> ENTRIES PROVIDED:
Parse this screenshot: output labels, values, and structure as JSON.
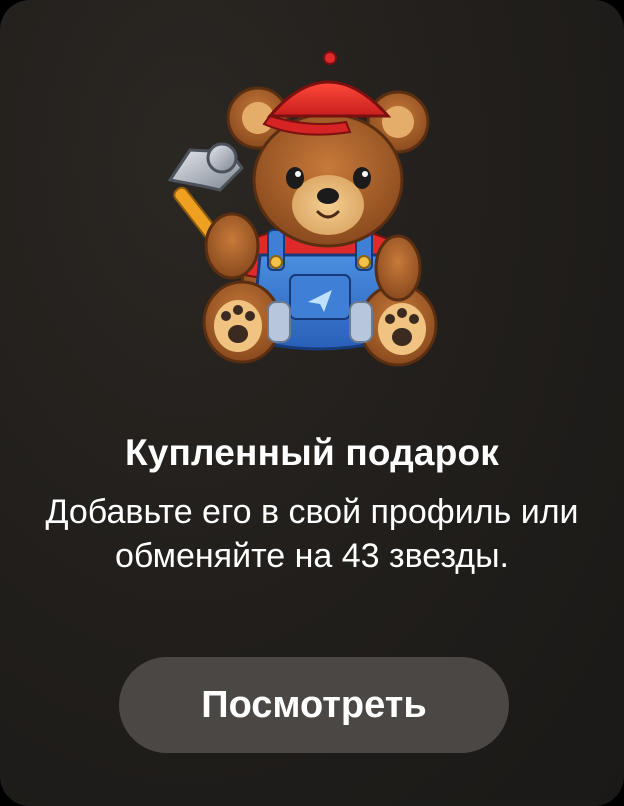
{
  "gift": {
    "sticker_icon": "teddy-bear-with-hammer-sticker",
    "title": "Купленный подарок",
    "description": "Добавьте его в свой профиль или обменяйте на 43 звезды.",
    "button_label": "Посмотреть"
  },
  "colors": {
    "background": "#231f1c",
    "button": "#4a4744",
    "text": "#ffffff"
  }
}
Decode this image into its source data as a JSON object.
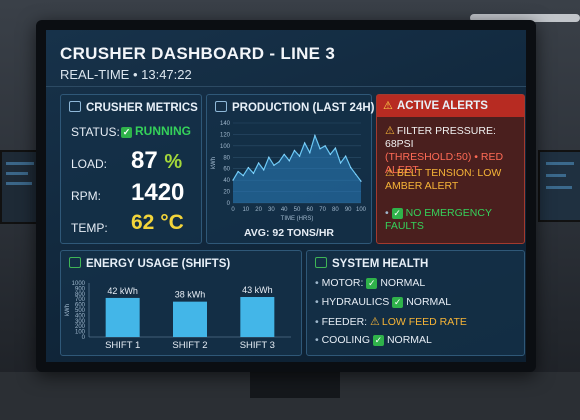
{
  "dashboard": {
    "title": "CRUSHER DASHBOARD - LINE 3",
    "subtitle": "REAL-TIME • 13:47:22"
  },
  "metrics": {
    "title": "CRUSHER METRICS",
    "status_label": "STATUS:",
    "status_value": "RUNNING",
    "load_label": "LOAD:",
    "load_value": "87",
    "load_unit": "%",
    "rpm_label": "RPM:",
    "rpm_value": "1420",
    "temp_label": "TEMP:",
    "temp_value": "62 °C"
  },
  "production": {
    "title": "PRODUCTION (LAST 24H)",
    "avg_text": "AVG: 92 TONS/HR"
  },
  "alerts": {
    "title": "ACTIVE ALERTS",
    "items": [
      {
        "line1": "FILTER PRESSURE: 68PSI",
        "line2": "(THRESHOLD:50) • RED ALERT"
      },
      {
        "line1": "BELT TENSION: LOW",
        "line2": "AMBER ALERT"
      },
      {
        "line1": "NO EMERGENCY FAULTS"
      }
    ]
  },
  "energy": {
    "title": "ENERGY USAGE (SHIFTS)"
  },
  "health": {
    "title": "SYSTEM HEALTH",
    "items": [
      {
        "label": "MOTOR:",
        "status": "NORMAL",
        "state": "ok"
      },
      {
        "label": "HYDRAULICS",
        "status": "NORMAL",
        "state": "ok"
      },
      {
        "label": "FEEDER:",
        "status": "LOW FEED RATE",
        "state": "warn"
      },
      {
        "label": "COOLING",
        "status": "NORMAL",
        "state": "ok"
      }
    ]
  },
  "colors": {
    "ok": "#2fb24a",
    "warn": "#f6b437",
    "alert": "#b72b22",
    "accent": "#4fb4e8"
  },
  "chart_data": [
    {
      "type": "area",
      "title": "PRODUCTION (LAST 24H)",
      "xlabel": "TIME (HRS)",
      "ylabel": "kWh",
      "xlim": [
        0,
        100
      ],
      "ylim": [
        0,
        140
      ],
      "x_ticks": [
        0,
        10,
        20,
        30,
        40,
        50,
        60,
        70,
        80,
        90,
        100
      ],
      "y_ticks": [
        0,
        20,
        40,
        60,
        80,
        100,
        120,
        140
      ],
      "x": [
        0,
        4,
        8,
        12,
        16,
        20,
        24,
        28,
        32,
        36,
        40,
        44,
        48,
        52,
        56,
        60,
        64,
        68,
        72,
        76,
        80,
        84,
        88,
        92,
        96,
        100
      ],
      "y": [
        40,
        55,
        48,
        62,
        52,
        70,
        58,
        80,
        66,
        72,
        85,
        74,
        92,
        82,
        105,
        88,
        118,
        95,
        100,
        85,
        96,
        70,
        82,
        62,
        50,
        38
      ]
    },
    {
      "type": "bar",
      "title": "ENERGY USAGE (SHIFTS)",
      "ylabel": "kWh",
      "ylim": [
        0,
        1000
      ],
      "y_ticks": [
        0,
        100,
        200,
        300,
        400,
        500,
        600,
        700,
        800,
        900,
        1000
      ],
      "categories": [
        "SHIFT 1",
        "SHIFT 2",
        "SHIFT 3"
      ],
      "values": [
        42,
        38,
        43
      ],
      "data_labels": [
        "42 kWh",
        "38 kWh",
        "43 kWh"
      ]
    }
  ]
}
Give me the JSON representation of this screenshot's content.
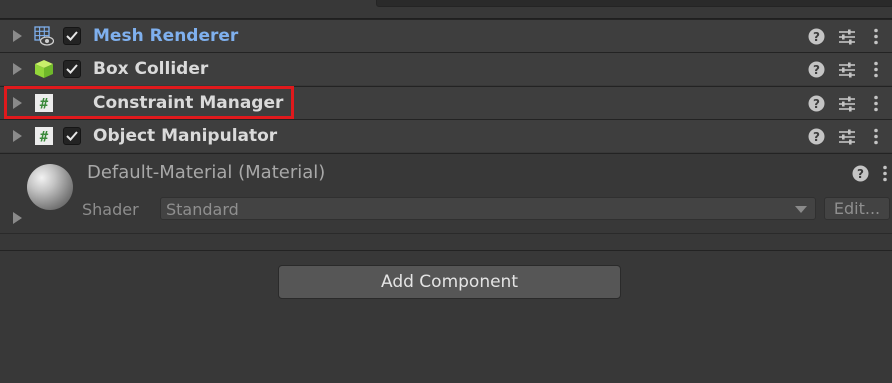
{
  "components": [
    {
      "label": "Mesh Renderer",
      "icon": "mesh-renderer-icon",
      "checked": true,
      "label_color": "#7fb0ee"
    },
    {
      "label": "Box Collider",
      "icon": "box-collider-icon",
      "checked": true,
      "label_color": "#dadada"
    },
    {
      "label": "Constraint Manager",
      "icon": "script-icon",
      "checked": false,
      "label_color": "#dadada"
    },
    {
      "label": "Object Manipulator",
      "icon": "script-icon",
      "checked": true,
      "label_color": "#dadada"
    }
  ],
  "highlight_color": "#e0191c",
  "material": {
    "title": "Default-Material (Material)",
    "shader_label": "Shader",
    "shader_value": "Standard",
    "edit_label": "Edit..."
  },
  "add_component_label": "Add Component"
}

> GIVEN REQUEST: Pick out the lines that contain "CRUSHER" and copy them.

> SOLUTION:
    "title": "CRUSHER DASHBOARD - LINE 3",
    "title": "CRUSHER METRICS",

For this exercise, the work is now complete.